** Document text **
This approach enables personalization even for new customers or products without historical interaction data. The system can recommend relevant items like butter, sugar, baking powder, and vanilla extract for cake flour purchases, even if no previous customer has made such combinations on their platform.
LLM-Based Evaluation Systems
DoorDash uses LLMs for evaluation of their recommendation systems, employing either more powerful models or councils of LLMs with chain-of-thought reasoning to assess recommendation quality. They implement a scoring system (3 for highly relevant, 2 for somewhat relevant, 1 for not relevant) and use explanations as feedback loops to improve both traditional ML models and RAG-based recommendations. This creates a continuous improvement cycle where LLM evaluations inform model refinements.
Semantic IDs and Future Directions
DoorDash is investing in semantic IDs as their next major advancement - dense representations that encapsulate semantic meaning from product hierarchies and item context rather than traditional numerical embeddings. These semantic IDs will enable prompt-based recommendations where LLM outputs directly correspond to meaningful product identifiers, simplifying RAG systems and catalog mapping while maintaining semantic coherence.

** Work item A **
Translate this sentence from the DoorDash text into Spanish: "This creates a continuous improvement cycle where LLM evaluations inform model refinements."
** Work item B **
Decide whether each statement agrees with the DoorDash text, and answer yes or no with the deciding words quoted from it. (i) DoorDash's scoring system gives a score of 1 to highly relevant recommendations. (ii) The approach can personalize recommendations for new customers who have no historical interaction data. (iii) Semantic IDs are described as traditional numerical embeddings.
** Work item C **
Copy the part of the DoorDash text starting with "This approach enables" and going on through "inform model refinements.".

** Entries shown **
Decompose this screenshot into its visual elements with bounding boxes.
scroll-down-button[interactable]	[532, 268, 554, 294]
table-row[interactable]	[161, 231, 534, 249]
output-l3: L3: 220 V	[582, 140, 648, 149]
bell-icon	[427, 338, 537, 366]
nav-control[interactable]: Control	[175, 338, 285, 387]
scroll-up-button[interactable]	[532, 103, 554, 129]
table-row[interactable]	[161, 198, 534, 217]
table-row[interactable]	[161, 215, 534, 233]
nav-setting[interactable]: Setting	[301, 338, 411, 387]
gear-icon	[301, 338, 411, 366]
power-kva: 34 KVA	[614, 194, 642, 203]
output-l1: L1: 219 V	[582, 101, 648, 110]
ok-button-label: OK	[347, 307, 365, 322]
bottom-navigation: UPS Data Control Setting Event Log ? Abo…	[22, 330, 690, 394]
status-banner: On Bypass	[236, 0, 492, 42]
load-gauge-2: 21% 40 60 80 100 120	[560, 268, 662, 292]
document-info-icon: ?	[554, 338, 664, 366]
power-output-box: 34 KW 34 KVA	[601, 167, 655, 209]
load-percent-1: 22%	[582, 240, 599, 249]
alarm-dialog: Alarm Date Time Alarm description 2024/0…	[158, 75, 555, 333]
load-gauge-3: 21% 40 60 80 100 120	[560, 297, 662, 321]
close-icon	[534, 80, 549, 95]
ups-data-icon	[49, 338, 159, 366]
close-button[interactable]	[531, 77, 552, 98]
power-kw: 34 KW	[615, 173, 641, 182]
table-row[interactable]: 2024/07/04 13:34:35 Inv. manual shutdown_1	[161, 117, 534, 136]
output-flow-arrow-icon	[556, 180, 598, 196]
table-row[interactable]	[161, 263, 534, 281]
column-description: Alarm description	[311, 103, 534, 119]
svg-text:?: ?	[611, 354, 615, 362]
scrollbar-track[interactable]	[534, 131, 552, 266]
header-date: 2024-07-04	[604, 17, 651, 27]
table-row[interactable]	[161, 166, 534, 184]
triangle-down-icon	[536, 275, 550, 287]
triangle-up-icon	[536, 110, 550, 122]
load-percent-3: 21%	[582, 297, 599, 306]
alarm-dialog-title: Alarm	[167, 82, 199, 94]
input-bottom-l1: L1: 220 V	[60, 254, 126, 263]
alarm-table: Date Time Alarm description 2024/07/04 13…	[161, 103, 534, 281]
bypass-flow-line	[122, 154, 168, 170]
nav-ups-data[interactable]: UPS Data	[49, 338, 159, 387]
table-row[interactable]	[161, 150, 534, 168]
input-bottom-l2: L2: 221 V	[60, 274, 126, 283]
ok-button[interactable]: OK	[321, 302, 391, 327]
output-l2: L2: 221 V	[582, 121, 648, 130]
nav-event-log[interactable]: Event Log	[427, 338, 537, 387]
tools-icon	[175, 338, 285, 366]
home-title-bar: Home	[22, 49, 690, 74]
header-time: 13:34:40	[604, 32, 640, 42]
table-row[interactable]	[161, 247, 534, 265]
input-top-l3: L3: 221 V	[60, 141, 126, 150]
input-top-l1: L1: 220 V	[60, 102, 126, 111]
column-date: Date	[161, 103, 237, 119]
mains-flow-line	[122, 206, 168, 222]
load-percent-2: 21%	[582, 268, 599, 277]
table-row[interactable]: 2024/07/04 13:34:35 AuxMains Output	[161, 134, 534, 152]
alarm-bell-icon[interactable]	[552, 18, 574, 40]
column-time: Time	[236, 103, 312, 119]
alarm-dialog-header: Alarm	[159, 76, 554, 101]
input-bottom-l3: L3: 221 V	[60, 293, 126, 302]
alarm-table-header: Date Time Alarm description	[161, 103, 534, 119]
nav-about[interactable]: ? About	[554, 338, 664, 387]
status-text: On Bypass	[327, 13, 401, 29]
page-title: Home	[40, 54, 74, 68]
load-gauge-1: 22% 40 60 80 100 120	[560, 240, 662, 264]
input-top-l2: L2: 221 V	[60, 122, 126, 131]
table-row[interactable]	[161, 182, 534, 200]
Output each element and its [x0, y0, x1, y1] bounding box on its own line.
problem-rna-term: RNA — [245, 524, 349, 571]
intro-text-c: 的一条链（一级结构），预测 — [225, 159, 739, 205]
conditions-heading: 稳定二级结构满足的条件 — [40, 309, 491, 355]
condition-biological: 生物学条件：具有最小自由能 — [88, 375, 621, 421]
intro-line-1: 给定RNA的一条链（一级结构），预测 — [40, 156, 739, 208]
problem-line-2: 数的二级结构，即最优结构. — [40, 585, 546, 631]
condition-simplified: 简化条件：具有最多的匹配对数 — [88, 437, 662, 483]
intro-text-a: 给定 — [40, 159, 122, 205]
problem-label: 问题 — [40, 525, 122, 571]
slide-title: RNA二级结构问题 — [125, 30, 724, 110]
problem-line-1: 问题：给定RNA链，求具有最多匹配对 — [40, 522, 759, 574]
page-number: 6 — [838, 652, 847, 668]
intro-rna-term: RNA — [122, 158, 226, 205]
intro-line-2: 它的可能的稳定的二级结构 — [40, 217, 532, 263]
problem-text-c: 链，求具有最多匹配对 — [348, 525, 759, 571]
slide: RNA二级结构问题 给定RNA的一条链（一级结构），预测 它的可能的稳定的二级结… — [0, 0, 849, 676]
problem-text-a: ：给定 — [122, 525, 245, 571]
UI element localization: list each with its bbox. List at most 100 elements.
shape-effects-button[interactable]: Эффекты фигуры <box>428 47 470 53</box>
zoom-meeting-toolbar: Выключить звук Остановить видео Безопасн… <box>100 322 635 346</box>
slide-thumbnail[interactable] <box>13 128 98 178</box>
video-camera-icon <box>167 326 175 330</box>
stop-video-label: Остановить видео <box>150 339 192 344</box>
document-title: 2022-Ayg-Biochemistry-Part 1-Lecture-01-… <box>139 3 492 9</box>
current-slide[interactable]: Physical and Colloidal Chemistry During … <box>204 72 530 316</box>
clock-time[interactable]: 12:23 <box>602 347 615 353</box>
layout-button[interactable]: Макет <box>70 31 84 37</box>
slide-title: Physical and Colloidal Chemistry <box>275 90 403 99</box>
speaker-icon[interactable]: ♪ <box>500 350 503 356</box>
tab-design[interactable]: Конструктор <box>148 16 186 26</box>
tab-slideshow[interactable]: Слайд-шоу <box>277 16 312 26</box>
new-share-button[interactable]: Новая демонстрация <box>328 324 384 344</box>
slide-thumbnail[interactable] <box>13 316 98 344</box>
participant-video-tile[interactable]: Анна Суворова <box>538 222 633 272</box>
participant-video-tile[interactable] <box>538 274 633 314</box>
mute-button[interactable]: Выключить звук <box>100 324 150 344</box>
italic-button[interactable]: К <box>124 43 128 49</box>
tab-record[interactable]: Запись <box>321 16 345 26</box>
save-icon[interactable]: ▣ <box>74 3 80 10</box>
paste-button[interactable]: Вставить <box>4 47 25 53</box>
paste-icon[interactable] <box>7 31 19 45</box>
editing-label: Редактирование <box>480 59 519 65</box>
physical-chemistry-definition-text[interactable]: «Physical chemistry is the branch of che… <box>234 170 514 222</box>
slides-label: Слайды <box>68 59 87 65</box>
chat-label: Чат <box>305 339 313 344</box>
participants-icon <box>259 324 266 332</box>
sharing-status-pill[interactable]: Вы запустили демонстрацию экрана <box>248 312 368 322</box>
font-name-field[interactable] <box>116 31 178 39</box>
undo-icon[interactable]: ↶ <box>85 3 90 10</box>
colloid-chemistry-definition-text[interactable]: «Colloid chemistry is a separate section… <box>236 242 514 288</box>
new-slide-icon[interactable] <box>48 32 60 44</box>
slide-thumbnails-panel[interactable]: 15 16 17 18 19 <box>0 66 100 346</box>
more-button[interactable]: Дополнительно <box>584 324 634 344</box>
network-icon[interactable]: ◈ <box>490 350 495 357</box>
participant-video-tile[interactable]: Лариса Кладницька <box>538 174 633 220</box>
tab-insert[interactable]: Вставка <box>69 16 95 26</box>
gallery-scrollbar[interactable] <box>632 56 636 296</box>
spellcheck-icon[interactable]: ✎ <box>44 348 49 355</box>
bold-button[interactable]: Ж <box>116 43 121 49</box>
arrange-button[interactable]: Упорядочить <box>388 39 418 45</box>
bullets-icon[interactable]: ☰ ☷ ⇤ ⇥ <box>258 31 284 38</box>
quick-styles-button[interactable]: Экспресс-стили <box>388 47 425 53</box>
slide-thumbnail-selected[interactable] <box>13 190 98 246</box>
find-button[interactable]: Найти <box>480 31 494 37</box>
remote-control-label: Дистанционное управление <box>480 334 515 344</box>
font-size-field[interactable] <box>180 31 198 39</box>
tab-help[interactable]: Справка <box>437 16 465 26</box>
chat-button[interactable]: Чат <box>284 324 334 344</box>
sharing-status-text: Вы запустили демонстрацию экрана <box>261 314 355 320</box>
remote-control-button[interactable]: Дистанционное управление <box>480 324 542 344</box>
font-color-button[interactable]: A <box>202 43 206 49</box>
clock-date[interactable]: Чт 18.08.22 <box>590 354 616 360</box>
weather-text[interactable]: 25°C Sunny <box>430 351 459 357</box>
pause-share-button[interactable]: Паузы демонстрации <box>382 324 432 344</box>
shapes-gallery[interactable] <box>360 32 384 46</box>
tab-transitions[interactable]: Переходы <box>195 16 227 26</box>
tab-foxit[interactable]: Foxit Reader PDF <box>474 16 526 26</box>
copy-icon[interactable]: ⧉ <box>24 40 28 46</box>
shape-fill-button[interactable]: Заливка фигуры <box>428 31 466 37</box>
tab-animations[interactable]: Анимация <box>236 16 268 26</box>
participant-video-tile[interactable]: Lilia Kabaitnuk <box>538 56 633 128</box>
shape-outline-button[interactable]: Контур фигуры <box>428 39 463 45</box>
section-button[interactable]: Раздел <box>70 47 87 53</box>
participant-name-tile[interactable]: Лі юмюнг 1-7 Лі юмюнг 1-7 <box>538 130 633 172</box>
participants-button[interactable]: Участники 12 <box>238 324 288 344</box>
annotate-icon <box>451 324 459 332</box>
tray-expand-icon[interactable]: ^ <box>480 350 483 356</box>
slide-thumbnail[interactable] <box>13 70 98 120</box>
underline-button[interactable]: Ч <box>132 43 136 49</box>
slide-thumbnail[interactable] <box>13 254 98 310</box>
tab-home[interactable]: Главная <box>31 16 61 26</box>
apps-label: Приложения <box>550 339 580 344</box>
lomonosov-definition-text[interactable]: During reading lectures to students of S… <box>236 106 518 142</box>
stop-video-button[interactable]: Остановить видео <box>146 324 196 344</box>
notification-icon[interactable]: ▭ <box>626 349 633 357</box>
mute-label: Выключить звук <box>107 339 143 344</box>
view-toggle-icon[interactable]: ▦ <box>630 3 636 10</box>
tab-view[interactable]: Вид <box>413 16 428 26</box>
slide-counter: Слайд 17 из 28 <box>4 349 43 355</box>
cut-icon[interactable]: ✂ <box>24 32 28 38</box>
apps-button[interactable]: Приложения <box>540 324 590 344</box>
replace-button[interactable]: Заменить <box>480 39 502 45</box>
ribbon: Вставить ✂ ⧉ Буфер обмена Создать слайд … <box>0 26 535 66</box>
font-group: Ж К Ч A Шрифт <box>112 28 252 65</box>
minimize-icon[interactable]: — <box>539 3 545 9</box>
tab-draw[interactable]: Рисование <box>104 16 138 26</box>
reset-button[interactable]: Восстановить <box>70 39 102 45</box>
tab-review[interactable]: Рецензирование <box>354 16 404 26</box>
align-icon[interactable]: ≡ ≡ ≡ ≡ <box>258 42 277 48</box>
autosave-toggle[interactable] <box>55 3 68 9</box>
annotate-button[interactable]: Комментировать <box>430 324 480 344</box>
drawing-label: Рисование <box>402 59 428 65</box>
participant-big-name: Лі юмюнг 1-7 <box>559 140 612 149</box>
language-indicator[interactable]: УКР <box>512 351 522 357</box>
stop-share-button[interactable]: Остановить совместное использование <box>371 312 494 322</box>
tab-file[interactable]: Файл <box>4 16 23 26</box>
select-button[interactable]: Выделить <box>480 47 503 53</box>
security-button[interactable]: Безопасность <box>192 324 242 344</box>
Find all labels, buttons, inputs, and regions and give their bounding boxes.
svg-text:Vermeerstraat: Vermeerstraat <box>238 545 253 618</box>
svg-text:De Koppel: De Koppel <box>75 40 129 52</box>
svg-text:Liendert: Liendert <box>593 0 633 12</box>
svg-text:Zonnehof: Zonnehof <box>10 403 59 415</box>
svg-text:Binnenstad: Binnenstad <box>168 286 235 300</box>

** Written reply A **
Esto crea un ciclo de mejora continua en el que las evaluaciones de los LLM orientan el perfeccionamiento de los modelos.

** Written reply B **
(i) No: "3 for highly relevant, 2 for somewhat relevant, 1 for not relevant"
(ii) Yes: "This approach enables personalization even for new customers or products without historical interaction data."
(iii) No: "dense representations that encapsulate semantic meaning from product hierarchies and item context rather than traditional numerical embeddings"

** Written reply C **
This approach enables personalization even for new customers or products without historical interaction data. The system can recommend relevant items like butter, sugar, baking powder, and vanilla extract for cake flour purchases, even if no previous customer has made such combinations on their platform.
LLM-Based Evaluation Systems
DoorDash uses LLMs for evaluation of their recommendation systems, employing either more powerful models or councils of LLMs with chain-of-thought reasoning to assess recommendation quality. They implement a scoring system (3 for highly relevant, 2 for somewhat relevant, 1 for not relevant) and use explanations as feedback loops to improve both traditional ML models and RAG-based recommendations. This creates a continuous improvement cycle where LLM evaluations inform model refinements.